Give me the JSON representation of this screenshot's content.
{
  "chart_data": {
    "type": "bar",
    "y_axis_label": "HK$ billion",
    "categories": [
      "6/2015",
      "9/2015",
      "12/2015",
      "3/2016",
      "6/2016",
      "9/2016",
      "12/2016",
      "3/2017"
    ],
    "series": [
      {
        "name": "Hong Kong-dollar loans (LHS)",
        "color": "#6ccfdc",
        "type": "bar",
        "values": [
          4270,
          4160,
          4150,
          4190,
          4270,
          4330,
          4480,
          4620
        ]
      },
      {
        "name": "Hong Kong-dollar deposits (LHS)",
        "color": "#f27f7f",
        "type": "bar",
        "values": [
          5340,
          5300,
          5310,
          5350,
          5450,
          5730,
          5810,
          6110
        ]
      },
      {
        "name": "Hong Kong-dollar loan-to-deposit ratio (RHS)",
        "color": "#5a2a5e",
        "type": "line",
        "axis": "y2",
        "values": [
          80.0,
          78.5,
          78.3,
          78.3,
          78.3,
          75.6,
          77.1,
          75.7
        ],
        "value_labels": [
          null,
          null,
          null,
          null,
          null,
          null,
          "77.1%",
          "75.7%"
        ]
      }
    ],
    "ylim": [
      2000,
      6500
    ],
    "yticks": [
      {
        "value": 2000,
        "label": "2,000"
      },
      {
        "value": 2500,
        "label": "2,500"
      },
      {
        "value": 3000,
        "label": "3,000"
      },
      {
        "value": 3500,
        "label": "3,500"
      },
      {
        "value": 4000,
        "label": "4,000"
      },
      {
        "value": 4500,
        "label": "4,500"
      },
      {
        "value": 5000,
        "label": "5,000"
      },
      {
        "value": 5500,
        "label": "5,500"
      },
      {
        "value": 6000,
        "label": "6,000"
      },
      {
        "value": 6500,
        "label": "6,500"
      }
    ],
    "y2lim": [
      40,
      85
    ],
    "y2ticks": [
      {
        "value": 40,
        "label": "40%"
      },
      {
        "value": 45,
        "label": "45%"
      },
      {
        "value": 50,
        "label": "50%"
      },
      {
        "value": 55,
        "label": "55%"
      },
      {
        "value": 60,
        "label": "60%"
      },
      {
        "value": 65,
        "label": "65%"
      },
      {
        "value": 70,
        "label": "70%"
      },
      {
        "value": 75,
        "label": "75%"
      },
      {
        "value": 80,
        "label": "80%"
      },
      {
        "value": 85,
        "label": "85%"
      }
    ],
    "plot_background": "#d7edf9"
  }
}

========================================

--- What you need to do ---
Every line that holds the word "color" should be extracted.

--- Result for this task ---
        "color": "#6ccfdc",
        "color": "#f27f7f",
        "color": "#5a2a5e",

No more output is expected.